Data supplied:
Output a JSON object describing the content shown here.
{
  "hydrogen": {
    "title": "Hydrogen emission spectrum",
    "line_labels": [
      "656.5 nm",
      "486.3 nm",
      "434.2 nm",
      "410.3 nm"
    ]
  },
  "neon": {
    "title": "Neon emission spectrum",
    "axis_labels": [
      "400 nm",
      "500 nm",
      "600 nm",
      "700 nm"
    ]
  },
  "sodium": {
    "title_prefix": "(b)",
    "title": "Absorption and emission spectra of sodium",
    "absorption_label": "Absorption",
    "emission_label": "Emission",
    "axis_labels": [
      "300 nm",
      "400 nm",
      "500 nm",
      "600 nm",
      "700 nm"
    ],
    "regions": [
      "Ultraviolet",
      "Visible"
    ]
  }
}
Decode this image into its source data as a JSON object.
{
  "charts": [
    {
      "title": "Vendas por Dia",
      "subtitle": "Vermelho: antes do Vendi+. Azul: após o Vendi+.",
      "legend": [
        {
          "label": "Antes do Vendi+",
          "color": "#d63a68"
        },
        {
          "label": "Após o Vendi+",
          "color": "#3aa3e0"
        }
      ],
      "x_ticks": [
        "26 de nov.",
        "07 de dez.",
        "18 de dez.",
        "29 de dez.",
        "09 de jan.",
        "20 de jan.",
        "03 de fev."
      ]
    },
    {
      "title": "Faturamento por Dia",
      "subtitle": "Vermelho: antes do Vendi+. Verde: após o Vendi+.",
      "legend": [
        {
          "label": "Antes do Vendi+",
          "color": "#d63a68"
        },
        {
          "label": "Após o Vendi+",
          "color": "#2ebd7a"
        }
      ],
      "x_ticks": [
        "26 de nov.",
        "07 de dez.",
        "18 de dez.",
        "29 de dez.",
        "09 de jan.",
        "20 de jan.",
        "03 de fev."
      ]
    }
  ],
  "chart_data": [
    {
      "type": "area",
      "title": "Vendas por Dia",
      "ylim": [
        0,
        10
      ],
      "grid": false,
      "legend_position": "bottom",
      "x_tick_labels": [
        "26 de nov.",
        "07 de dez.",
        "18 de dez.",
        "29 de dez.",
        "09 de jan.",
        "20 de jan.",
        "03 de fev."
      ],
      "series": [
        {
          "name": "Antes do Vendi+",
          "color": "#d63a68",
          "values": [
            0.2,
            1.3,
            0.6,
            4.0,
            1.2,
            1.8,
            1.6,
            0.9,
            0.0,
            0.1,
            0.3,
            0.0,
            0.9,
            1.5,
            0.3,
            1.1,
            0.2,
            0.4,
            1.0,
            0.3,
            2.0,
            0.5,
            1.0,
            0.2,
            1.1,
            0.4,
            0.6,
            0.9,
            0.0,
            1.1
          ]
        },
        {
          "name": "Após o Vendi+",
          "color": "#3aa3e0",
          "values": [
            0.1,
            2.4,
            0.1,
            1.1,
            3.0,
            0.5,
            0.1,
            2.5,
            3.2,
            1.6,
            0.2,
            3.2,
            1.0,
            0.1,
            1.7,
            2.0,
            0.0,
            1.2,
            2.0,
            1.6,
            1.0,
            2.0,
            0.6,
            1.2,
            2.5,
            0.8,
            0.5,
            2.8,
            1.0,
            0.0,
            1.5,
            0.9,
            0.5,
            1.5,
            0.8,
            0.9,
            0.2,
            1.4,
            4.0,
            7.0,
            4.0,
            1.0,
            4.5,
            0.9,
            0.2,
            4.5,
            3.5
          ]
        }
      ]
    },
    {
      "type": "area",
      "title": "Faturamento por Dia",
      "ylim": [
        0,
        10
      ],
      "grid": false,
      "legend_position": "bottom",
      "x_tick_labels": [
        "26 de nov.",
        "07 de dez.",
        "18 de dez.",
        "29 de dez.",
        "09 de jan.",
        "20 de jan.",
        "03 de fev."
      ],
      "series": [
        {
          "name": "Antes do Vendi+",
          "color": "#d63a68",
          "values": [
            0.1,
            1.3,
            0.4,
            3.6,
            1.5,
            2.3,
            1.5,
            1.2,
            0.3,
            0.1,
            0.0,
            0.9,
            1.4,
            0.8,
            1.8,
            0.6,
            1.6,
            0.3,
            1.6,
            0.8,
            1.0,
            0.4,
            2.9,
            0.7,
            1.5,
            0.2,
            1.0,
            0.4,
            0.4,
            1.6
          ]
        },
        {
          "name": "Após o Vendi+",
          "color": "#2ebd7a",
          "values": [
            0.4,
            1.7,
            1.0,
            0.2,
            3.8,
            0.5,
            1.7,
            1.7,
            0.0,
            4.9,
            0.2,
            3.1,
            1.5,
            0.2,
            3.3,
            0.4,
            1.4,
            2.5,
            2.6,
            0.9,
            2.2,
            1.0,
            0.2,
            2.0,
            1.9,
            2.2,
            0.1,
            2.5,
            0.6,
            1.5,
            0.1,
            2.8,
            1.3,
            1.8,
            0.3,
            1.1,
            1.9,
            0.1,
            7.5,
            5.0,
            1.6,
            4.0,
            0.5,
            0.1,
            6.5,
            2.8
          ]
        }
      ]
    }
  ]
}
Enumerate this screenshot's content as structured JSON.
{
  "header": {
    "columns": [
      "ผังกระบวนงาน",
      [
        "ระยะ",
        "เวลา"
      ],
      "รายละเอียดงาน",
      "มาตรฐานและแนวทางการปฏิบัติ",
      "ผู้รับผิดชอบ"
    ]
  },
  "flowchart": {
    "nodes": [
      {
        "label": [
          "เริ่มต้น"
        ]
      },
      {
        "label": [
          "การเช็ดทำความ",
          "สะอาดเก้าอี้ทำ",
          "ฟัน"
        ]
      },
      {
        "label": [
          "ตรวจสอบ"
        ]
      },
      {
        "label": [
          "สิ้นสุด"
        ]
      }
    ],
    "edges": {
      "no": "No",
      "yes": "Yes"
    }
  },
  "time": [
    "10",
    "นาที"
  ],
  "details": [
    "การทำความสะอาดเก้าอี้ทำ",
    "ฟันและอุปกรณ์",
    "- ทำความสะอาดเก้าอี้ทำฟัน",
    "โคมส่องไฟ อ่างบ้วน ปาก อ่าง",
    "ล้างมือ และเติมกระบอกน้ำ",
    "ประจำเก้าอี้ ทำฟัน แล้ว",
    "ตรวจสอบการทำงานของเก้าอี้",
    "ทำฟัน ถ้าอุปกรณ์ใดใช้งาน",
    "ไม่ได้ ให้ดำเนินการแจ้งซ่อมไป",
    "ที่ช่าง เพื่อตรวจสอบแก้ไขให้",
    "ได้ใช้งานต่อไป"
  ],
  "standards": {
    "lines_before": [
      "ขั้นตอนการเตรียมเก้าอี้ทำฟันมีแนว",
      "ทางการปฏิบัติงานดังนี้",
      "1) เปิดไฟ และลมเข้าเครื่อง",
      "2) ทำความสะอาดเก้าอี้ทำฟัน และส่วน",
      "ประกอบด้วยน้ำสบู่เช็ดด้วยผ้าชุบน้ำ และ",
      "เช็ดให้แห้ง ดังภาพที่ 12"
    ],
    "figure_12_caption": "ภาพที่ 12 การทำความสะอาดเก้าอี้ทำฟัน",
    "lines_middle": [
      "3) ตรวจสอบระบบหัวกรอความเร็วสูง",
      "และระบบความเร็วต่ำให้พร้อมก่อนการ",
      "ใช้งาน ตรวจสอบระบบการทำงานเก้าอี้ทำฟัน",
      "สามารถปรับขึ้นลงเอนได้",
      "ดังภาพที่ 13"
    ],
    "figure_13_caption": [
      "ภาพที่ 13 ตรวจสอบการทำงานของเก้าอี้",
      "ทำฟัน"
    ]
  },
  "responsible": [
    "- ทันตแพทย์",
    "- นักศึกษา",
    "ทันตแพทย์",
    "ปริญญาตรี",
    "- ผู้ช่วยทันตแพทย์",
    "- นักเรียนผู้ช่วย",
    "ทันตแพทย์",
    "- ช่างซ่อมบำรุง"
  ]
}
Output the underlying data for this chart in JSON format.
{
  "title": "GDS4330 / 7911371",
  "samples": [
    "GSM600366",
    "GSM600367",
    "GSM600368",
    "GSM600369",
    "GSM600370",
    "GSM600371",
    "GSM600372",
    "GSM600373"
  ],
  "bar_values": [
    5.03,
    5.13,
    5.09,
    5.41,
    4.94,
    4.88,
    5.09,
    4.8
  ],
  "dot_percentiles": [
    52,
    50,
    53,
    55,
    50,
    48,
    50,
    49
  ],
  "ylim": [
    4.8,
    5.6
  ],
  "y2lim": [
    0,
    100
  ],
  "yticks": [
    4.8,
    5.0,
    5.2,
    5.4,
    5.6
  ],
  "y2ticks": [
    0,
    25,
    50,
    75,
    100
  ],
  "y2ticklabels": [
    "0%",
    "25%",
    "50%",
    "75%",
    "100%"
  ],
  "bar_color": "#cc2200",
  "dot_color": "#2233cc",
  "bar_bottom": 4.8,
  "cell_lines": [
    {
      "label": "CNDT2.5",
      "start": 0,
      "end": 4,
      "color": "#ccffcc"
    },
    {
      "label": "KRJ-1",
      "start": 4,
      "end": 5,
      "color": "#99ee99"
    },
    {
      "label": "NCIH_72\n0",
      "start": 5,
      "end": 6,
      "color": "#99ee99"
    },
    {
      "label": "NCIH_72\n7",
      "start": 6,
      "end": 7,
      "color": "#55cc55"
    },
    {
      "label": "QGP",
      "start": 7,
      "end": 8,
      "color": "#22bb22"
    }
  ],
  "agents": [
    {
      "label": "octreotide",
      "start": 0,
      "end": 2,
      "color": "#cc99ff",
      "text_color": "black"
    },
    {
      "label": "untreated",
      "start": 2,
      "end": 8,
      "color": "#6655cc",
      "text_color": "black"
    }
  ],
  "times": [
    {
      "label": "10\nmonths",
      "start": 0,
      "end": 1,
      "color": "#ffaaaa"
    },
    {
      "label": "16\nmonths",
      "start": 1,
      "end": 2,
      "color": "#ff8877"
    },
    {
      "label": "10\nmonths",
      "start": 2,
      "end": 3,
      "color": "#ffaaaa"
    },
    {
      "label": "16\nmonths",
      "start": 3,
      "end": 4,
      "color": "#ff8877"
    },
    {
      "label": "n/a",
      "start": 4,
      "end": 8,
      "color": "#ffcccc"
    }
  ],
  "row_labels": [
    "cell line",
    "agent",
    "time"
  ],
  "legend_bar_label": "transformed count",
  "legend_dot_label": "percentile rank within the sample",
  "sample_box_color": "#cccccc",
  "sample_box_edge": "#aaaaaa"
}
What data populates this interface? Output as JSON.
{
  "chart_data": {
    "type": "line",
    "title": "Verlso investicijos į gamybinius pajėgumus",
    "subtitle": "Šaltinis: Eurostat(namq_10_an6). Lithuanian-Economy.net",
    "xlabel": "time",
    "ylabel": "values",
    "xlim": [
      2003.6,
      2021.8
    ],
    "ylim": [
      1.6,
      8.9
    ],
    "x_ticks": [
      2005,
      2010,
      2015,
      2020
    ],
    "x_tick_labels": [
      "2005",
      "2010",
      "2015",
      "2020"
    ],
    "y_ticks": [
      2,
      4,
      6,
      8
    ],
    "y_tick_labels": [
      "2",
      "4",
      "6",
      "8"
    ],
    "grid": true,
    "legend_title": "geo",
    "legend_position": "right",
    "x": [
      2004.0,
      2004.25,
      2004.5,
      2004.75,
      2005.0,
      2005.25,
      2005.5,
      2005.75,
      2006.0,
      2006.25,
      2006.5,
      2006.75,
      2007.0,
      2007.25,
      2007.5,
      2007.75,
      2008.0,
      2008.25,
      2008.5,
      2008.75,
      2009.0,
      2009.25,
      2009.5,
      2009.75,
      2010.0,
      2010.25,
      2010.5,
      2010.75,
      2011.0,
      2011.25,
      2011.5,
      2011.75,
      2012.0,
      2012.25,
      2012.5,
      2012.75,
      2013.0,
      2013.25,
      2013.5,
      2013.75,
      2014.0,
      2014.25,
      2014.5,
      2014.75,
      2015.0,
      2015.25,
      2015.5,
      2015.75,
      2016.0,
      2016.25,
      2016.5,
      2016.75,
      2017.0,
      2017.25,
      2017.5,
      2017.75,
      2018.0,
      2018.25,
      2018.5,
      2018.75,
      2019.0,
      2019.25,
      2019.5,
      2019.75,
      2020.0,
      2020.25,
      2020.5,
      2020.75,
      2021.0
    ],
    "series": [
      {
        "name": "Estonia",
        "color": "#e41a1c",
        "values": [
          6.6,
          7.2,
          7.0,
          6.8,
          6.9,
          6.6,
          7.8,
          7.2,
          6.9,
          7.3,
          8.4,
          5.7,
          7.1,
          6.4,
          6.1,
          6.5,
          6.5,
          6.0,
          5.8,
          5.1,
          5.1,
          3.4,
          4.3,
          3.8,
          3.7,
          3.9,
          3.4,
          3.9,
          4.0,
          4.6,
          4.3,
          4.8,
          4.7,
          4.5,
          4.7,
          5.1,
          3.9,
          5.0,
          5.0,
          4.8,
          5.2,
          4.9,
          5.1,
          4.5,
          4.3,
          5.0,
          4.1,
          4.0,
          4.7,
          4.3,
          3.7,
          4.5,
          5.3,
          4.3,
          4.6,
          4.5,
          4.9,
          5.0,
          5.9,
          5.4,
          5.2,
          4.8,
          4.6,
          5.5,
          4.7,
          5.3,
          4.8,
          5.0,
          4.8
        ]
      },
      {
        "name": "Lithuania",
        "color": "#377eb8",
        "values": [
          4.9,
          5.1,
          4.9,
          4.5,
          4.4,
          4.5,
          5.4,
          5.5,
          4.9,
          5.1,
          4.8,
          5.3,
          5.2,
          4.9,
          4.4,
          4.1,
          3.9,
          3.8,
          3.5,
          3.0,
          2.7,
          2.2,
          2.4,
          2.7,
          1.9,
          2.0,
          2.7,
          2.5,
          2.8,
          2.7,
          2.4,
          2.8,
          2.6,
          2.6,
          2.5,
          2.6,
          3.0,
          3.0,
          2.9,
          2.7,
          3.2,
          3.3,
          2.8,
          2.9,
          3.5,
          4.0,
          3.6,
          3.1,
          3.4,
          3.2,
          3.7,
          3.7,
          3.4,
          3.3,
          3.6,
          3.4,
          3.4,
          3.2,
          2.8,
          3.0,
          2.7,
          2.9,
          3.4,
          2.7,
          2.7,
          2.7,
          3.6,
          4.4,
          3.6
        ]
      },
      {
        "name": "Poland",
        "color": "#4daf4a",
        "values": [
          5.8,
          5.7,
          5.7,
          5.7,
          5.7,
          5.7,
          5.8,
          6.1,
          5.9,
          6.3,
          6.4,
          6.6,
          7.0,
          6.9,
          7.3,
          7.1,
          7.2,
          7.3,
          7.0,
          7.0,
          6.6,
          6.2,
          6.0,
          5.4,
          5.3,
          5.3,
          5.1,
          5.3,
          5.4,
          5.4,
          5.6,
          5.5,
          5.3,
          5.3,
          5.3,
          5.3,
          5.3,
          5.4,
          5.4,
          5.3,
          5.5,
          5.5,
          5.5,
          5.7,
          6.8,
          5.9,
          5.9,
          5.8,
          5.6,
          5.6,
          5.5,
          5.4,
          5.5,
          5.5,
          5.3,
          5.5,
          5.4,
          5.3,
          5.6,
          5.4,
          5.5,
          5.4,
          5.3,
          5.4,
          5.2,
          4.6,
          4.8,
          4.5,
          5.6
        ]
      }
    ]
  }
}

Task statement:
Return, from the data, each line that has the word "this" in it.

Exercise solution:
Decode this image into its source data as a JSON object.
Enumerate this screenshot's content as structured JSON.
Output the underlying data for this chart in JSON format.
What data populates this interface? Output as JSON.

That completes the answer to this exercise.